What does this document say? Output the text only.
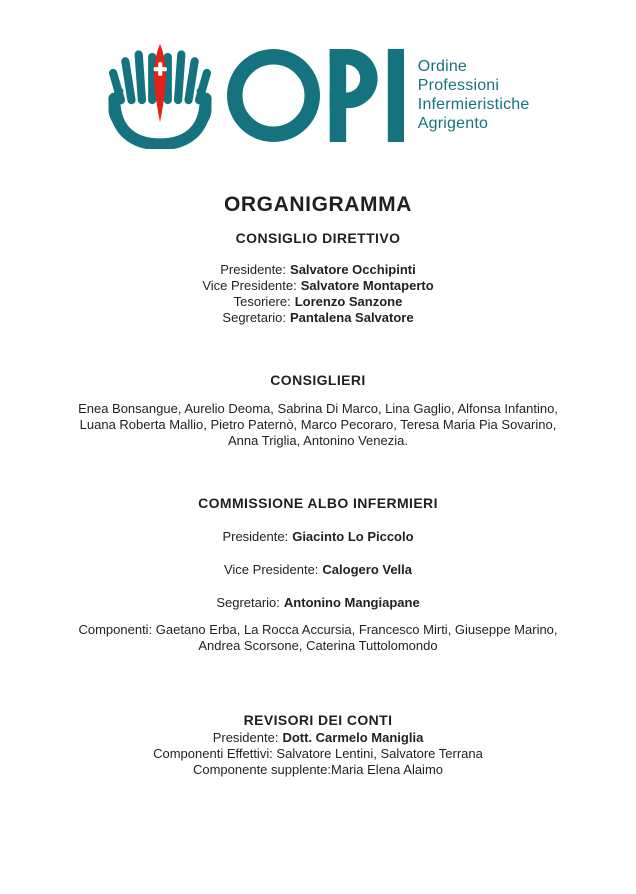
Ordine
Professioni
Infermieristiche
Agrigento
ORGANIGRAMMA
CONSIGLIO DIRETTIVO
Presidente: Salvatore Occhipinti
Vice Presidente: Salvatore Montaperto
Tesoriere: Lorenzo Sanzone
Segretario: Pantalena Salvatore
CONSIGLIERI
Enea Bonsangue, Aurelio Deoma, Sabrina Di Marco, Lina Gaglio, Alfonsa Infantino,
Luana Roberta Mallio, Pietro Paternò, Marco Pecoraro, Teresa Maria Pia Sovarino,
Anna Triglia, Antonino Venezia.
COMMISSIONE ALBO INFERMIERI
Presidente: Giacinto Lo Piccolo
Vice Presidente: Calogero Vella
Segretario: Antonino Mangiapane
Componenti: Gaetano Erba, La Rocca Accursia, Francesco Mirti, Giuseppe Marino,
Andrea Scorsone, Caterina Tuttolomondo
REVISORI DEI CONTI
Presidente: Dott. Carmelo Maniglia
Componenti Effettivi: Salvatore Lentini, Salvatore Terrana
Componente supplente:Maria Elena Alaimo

*Task statement:*
Omit any images, then output the listing exactly.

*Solution for this problem:*
What does this document say? Output the text only.
Ordine
Professioni
Infermieristiche
Agrigento
ORGANIGRAMMA
CONSIGLIO DIRETTIVO
Presidente: Salvatore Occhipinti
Vice Presidente: Salvatore Montaperto
Tesoriere: Lorenzo Sanzone
Segretario: Pantalena Salvatore
CONSIGLIERI
Enea Bonsangue, Aurelio Deoma, Sabrina Di Marco, Lina Gaglio, Alfonsa Infantino,
Luana Roberta Mallio, Pietro Paternò, Marco Pecoraro, Teresa Maria Pia Sovarino,
Anna Triglia, Antonino Venezia.
COMMISSIONE ALBO INFERMIERI
Presidente: Giacinto Lo Piccolo
Vice Presidente: Calogero Vella
Segretario: Antonino Mangiapane
Componenti: Gaetano Erba, La Rocca Accursia, Francesco Mirti, Giuseppe Marino,
Andrea Scorsone, Caterina Tuttolomondo
REVISORI DEI CONTI
Presidente: Dott. Carmelo Maniglia
Componenti Effettivi: Salvatore Lentini, Salvatore Terrana
Componente supplente:Maria Elena Alaimo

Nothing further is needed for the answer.